| Work to complete |
What is the number of lines in the data that hold the string "spis"? Reply with that number only.

| Raw records |
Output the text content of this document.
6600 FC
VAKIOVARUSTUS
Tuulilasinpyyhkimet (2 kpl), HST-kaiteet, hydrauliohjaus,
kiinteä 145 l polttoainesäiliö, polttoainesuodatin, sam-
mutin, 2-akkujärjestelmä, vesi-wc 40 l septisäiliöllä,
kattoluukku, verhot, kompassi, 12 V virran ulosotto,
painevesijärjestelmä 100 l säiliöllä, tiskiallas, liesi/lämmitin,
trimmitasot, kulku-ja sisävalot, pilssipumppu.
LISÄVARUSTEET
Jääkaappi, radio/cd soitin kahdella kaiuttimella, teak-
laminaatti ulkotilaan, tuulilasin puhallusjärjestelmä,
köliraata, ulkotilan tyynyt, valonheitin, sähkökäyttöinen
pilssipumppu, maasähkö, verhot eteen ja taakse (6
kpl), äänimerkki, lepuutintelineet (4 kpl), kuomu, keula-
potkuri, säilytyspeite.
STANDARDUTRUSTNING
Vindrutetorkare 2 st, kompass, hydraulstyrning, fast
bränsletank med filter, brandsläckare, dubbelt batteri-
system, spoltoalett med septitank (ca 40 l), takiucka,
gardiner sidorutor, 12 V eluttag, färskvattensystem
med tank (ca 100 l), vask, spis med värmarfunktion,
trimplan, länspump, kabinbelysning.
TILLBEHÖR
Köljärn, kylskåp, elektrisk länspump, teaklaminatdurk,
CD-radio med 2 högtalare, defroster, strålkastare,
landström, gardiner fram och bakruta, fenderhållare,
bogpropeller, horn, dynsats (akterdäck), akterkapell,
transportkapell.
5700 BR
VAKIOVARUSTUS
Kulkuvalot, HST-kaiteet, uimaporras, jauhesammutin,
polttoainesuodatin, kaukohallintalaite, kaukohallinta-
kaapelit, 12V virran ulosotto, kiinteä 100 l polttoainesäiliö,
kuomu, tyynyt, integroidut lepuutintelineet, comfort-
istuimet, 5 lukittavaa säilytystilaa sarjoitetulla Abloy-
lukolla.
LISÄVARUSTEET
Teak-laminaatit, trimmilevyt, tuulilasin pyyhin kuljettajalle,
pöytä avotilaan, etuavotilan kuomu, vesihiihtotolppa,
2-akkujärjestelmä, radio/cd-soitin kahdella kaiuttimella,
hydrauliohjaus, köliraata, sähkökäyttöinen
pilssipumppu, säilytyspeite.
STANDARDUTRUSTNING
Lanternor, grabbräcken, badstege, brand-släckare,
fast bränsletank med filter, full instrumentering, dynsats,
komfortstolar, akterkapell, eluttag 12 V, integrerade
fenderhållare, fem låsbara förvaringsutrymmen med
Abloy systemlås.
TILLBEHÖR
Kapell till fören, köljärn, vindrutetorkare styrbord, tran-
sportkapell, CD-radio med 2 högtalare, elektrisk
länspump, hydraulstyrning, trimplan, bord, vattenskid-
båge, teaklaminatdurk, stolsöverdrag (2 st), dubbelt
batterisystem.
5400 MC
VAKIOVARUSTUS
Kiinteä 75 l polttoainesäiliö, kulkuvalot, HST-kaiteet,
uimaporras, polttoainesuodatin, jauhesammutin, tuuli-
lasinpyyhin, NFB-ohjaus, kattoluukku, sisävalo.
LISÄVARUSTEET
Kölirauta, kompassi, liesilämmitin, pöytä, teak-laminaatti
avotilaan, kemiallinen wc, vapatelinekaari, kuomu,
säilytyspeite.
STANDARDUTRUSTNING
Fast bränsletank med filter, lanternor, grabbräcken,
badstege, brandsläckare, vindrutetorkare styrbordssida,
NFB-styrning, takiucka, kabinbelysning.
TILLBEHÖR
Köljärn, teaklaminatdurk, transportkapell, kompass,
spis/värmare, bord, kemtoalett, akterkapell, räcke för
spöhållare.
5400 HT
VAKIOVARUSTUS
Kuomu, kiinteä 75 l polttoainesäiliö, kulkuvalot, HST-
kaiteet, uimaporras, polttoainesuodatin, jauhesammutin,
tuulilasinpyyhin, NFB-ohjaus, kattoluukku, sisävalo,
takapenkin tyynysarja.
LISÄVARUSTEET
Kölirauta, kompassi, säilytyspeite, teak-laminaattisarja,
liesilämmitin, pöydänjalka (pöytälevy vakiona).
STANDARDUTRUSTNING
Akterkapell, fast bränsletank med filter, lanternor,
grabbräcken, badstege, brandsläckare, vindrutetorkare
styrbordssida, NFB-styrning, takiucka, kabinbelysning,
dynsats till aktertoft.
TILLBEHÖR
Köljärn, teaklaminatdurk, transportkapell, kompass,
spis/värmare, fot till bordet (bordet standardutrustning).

| Complete output |
3